# [Work instructions]
Copy each line of the data below with the word "this".

# [Listed entries]
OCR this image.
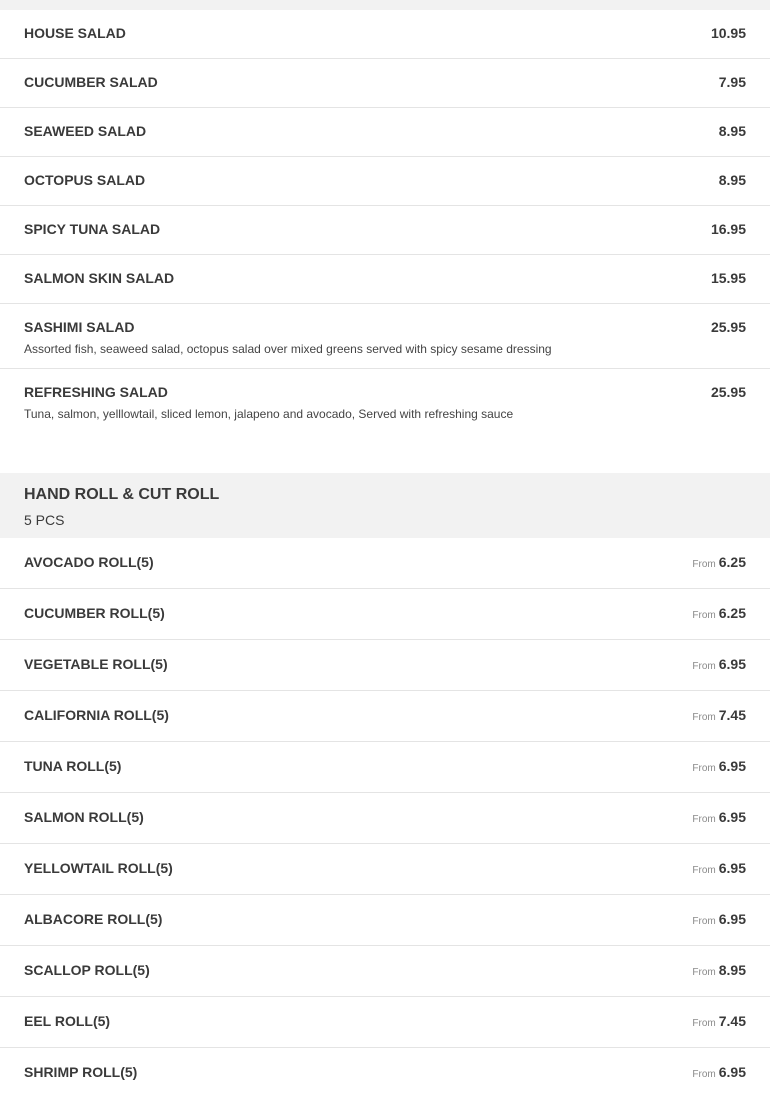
HOUSE SALAD	10.95
CUCUMBER SALAD	7.95
SEAWEED SALAD	8.95
OCTOPUS SALAD	8.95
SPICY TUNA SALAD	16.95
SALMON SKIN SALAD	15.95
SASHIMI SALAD	25.95
Assorted fish, seaweed salad, octopus salad over mixed greens served with spicy sesame dressing
REFRESHING SALAD	25.95
Tuna, salmon, yelllowtail, sliced lemon, jalapeno and avocado, Served with refreshing sauce
HAND ROLL & CUT ROLL
5 PCS
AVOCADO ROLL(5)	From 6.25
CUCUMBER ROLL(5)	From 6.25
VEGETABLE ROLL(5)	From 6.95
CALIFORNIA ROLL(5)	From 7.45
TUNA ROLL(5)	From 6.95
SALMON ROLL(5)	From 6.95
YELLOWTAIL ROLL(5)	From 6.95
ALBACORE ROLL(5)	From 6.95
SCALLOP ROLL(5)	From 8.95
EEL ROLL(5)	From 7.45
SHRIMP ROLL(5)	From 6.95
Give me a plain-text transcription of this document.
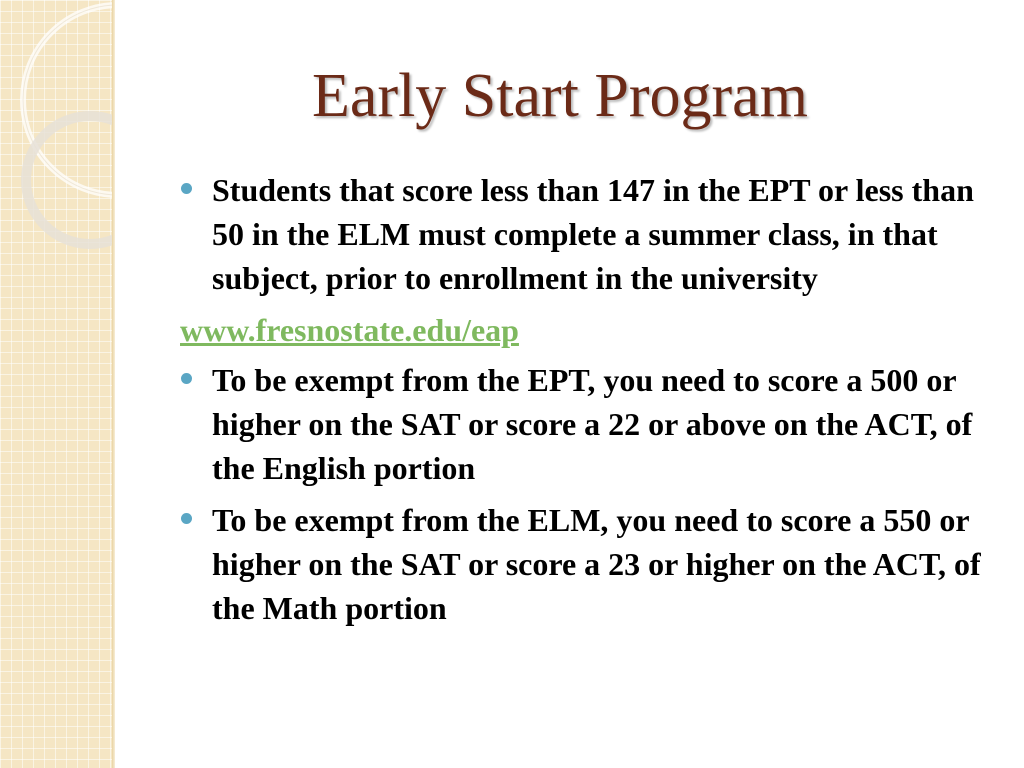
Early Start Program
Students that score less than 147 in the EPT or less than 50 in the ELM must complete a summer class, in that subject, prior to enrollment in the university
www.fresnostate.edu/eap
To be exempt from the EPT, you need to score a 500 or higher on the SAT or score a 22 or above on the ACT, of the English portion
To be exempt from the ELM, you need to score a 550 or higher on the SAT or score a 23 or higher on the ACT, of the Math portion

# [Reply]
OCR this image.
Give me a plain-text transcription of this document.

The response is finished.